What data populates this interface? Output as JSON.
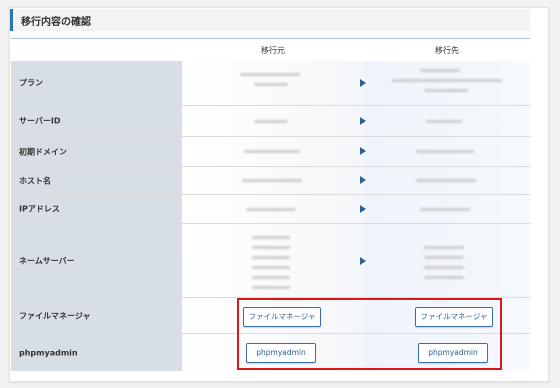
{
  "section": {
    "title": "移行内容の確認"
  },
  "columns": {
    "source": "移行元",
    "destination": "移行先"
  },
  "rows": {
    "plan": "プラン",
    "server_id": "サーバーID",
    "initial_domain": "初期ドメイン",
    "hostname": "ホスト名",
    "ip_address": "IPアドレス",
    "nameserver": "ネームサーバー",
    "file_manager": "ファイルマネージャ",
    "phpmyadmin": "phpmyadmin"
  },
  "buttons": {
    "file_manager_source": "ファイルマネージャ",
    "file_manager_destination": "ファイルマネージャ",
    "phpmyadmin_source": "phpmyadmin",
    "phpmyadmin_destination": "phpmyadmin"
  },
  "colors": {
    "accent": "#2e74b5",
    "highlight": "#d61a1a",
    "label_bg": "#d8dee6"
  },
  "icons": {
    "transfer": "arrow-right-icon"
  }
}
◇ ◇ ◇ ◇ ◇
(WHAT THIS TASK INVOLVES) Return all of the data exactly as written, and drop the pictures.

(WRITTEN RESPONSE)
What data populates this interface? Output as JSON.
{
  "section": {
    "title": "移行内容の確認"
  },
  "columns": {
    "source": "移行元",
    "destination": "移行先"
  },
  "rows": {
    "plan": "プラン",
    "server_id": "サーバーID",
    "initial_domain": "初期ドメイン",
    "hostname": "ホスト名",
    "ip_address": "IPアドレス",
    "nameserver": "ネームサーバー",
    "file_manager": "ファイルマネージャ",
    "phpmyadmin": "phpmyadmin"
  },
  "buttons": {
    "file_manager_source": "ファイルマネージャ",
    "file_manager_destination": "ファイルマネージャ",
    "phpmyadmin_source": "phpmyadmin",
    "phpmyadmin_destination": "phpmyadmin"
  },
  "colors": {
    "accent": "#2e74b5",
    "highlight": "#d61a1a",
    "label_bg": "#d8dee6"
  },
  "icons": {
    "transfer": "arrow-right-icon"
  }
}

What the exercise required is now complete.